Items from a dataset
# # # #
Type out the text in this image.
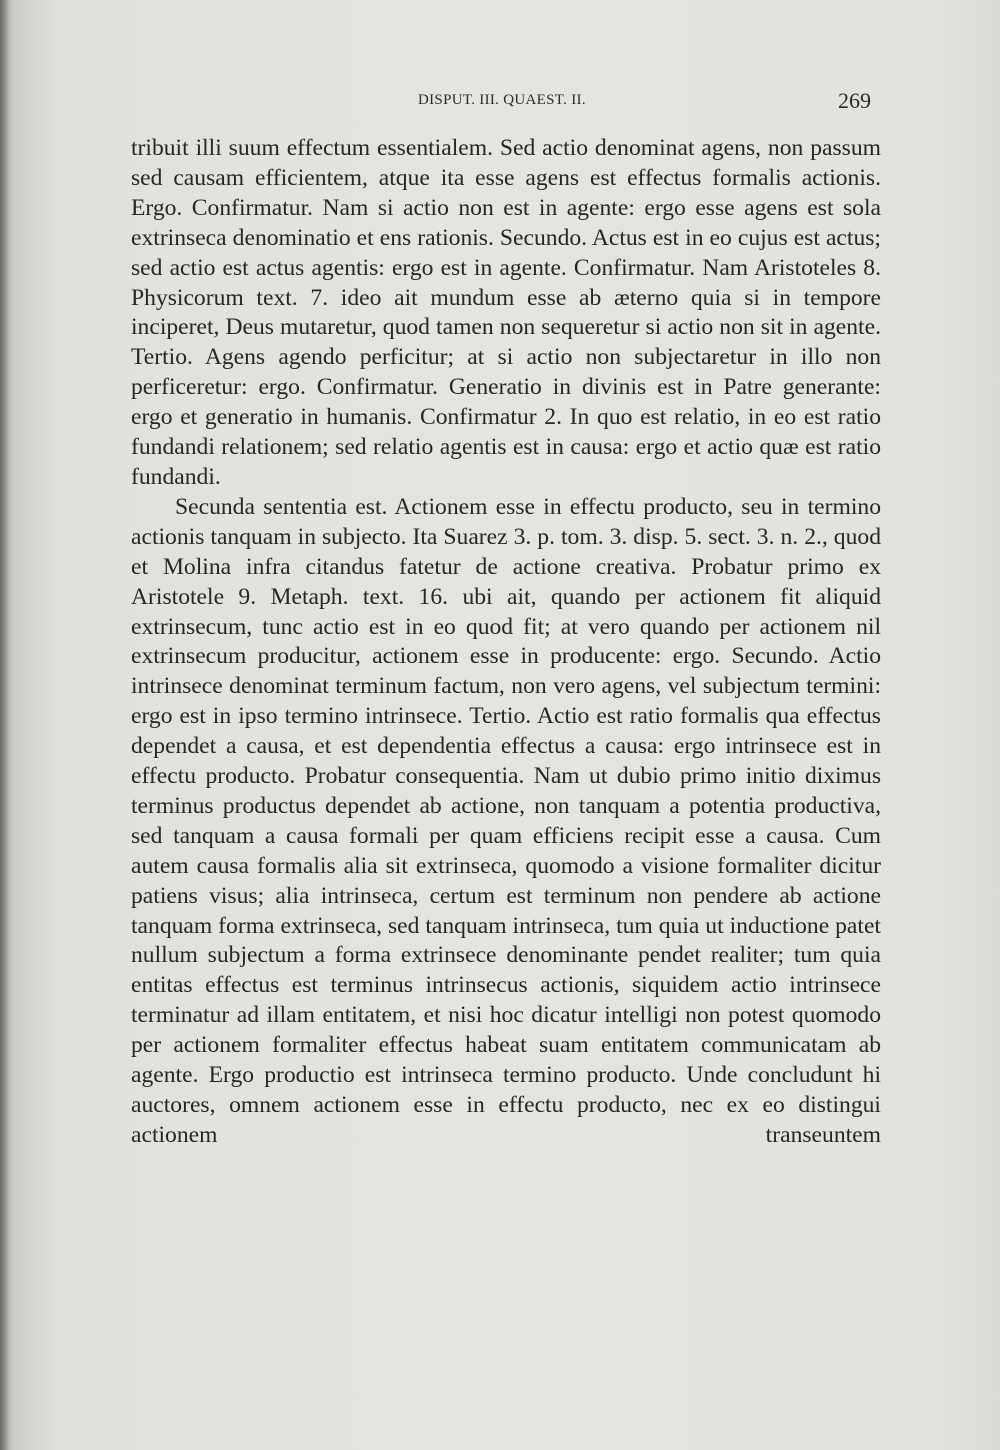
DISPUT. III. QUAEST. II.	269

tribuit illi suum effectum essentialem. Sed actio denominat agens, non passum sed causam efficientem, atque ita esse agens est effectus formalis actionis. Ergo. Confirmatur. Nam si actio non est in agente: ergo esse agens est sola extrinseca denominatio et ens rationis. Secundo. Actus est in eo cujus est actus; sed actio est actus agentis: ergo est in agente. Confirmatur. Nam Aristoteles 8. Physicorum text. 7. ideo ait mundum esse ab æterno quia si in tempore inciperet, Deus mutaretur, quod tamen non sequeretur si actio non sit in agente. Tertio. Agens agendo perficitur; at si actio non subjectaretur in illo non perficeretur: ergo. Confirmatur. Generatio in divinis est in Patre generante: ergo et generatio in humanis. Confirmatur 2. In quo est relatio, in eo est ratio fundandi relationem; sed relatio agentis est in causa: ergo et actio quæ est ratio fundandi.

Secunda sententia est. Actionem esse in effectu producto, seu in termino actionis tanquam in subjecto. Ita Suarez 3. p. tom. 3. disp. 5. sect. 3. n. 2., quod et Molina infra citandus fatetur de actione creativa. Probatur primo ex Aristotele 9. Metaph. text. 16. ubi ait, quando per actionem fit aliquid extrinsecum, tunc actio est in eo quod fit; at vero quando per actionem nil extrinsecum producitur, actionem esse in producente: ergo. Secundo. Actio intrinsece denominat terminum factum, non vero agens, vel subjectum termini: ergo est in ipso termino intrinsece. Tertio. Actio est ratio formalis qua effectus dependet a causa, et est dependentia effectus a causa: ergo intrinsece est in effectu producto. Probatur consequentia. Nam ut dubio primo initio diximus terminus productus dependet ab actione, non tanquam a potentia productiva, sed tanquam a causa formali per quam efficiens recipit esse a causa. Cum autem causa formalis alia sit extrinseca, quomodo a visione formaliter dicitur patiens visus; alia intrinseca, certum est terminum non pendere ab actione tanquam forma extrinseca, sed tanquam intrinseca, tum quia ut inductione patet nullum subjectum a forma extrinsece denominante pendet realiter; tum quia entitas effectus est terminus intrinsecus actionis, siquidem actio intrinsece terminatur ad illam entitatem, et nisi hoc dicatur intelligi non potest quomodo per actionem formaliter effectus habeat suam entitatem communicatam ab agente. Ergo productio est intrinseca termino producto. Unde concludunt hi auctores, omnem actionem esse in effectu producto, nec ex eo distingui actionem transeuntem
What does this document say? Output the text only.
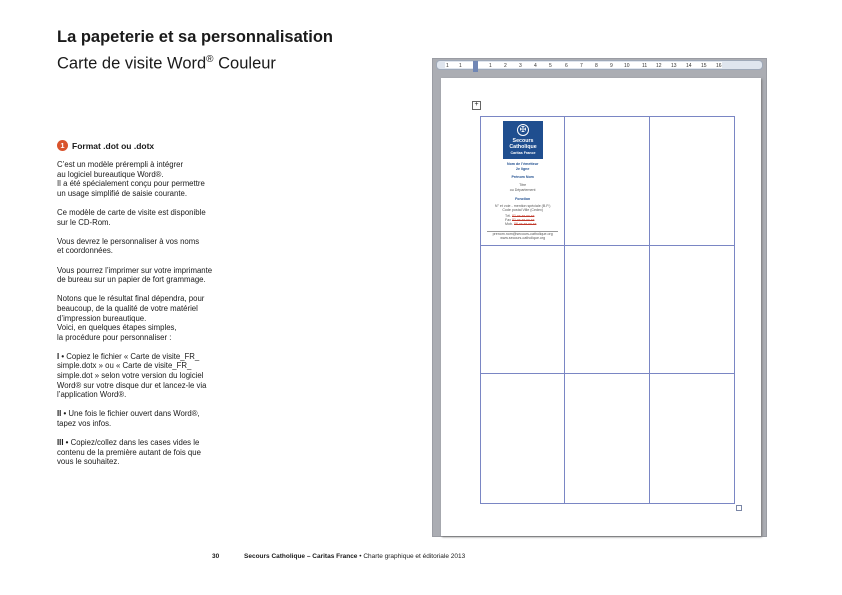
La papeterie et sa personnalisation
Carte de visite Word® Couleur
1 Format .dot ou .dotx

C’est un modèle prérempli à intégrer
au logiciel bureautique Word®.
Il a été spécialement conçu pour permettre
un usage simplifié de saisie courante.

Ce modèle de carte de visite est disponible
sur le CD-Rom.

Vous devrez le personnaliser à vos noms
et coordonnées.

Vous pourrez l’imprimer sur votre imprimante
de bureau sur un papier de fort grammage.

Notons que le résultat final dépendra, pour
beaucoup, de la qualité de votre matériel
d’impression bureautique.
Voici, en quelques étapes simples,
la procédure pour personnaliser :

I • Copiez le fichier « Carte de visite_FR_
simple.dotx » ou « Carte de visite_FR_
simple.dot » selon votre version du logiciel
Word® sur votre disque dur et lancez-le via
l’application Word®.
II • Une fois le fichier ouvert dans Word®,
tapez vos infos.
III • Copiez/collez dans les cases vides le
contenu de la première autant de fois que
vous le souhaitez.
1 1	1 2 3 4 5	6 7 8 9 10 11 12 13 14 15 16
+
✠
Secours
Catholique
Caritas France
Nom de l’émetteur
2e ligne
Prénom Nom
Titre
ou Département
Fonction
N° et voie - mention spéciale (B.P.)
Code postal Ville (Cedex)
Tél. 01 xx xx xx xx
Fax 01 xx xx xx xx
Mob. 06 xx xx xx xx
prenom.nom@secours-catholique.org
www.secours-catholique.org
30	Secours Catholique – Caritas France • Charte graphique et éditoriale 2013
# # # #
# Task details:
Check each line above for the string "bureautique" and show the ones that have it.

# Result of this task:
au logiciel bureautique Word®.
d’impression bureautique.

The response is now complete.